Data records
——

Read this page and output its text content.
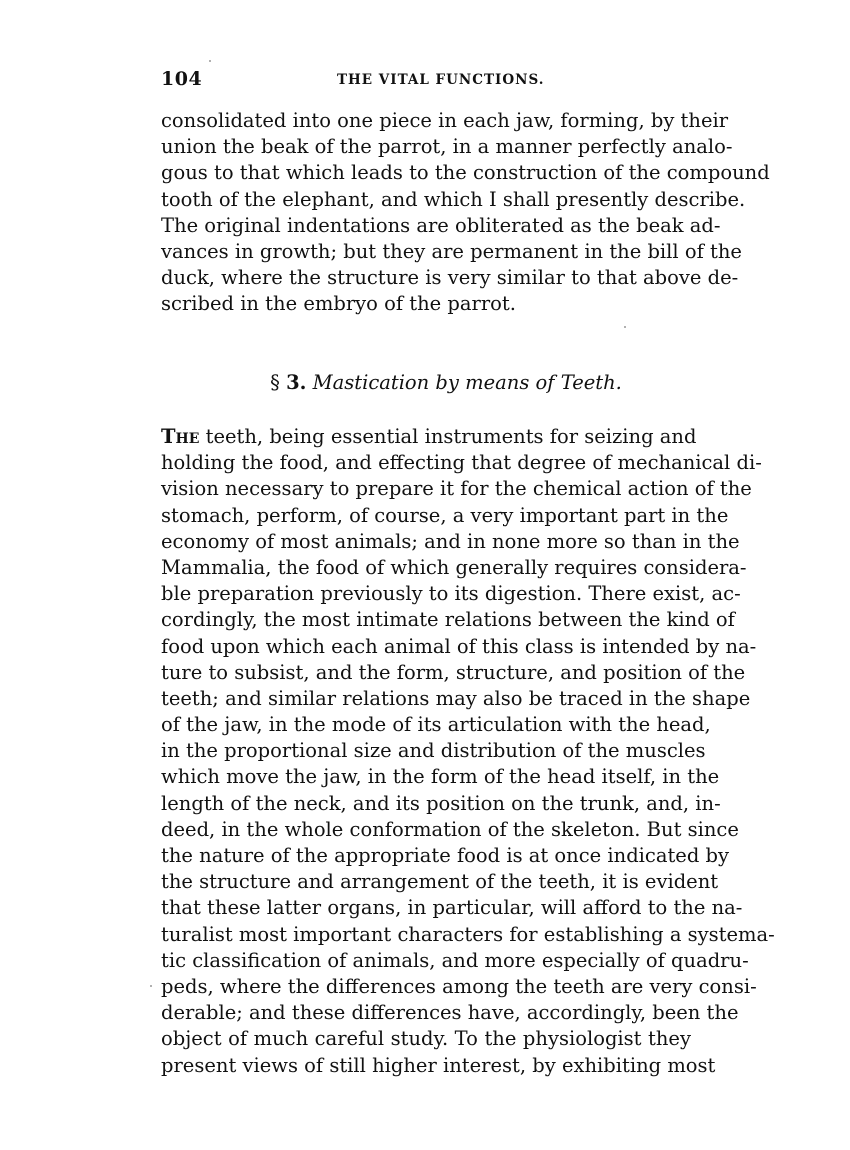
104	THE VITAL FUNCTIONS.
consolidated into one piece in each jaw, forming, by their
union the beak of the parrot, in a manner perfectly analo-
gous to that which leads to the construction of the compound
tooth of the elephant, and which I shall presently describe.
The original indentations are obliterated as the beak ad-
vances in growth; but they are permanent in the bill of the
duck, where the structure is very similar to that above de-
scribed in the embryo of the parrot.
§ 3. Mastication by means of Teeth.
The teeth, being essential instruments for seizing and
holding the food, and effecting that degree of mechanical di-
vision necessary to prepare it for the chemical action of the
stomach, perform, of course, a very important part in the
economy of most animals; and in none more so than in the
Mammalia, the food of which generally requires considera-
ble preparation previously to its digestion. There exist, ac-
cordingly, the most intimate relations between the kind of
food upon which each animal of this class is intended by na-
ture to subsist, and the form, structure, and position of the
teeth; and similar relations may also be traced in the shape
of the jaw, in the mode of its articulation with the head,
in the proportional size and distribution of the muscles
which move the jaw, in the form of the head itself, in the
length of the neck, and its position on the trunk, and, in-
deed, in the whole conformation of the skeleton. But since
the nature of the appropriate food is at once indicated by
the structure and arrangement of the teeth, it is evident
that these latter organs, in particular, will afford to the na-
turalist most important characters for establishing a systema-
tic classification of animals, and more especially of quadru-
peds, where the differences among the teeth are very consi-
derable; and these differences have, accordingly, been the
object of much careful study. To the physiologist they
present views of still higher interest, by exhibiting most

——

- YOUR GOAL
Search the data above for lines holding "structure" and copy each of them.

- WRITTEN REPLY
duck, where the structure is very similar to that above de-
ture to subsist, and the form, structure, and position of the
the structure and arrangement of the teeth, it is evident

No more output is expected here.